### EXERCISE INPUTS
-- Start --
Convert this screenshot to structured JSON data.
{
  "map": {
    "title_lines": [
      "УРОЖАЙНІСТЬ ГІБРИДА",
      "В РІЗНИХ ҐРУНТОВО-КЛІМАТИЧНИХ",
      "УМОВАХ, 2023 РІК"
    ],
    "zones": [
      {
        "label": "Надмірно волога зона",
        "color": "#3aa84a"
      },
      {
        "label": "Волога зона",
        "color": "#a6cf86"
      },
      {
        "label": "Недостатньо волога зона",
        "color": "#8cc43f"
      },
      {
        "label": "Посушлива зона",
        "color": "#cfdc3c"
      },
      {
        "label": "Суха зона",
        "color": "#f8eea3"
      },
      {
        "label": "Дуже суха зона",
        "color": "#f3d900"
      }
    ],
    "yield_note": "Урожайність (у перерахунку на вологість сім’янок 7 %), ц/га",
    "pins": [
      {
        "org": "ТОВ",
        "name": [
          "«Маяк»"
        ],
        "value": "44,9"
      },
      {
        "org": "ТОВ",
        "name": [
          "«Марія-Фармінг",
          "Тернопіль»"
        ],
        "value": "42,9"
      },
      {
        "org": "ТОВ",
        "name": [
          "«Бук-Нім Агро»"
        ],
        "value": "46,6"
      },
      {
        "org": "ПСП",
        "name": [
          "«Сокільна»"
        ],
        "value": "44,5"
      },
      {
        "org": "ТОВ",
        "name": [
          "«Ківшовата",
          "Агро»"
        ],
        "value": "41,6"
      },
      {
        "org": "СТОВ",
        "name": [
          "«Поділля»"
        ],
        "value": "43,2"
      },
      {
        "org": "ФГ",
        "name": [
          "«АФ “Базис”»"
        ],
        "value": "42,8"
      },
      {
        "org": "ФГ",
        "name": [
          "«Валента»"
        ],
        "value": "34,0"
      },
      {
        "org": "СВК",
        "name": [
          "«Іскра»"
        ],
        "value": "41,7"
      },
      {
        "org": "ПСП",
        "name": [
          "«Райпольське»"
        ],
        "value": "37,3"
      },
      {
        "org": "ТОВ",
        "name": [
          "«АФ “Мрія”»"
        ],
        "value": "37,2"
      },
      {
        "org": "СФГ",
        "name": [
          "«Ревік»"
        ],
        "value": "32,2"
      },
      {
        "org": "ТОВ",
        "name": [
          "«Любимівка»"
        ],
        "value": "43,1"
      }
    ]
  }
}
-- End --
### SET EXERCISE
Where a line contains "label", copy that line.

### COMPLETE ANSWER
        "label": "Надмірно волога зона",
        "label": "Волога зона",
        "label": "Недостатньо волога зона",
        "label": "Посушлива зона",
        "label": "Суха зона",
        "label": "Дуже суха зона",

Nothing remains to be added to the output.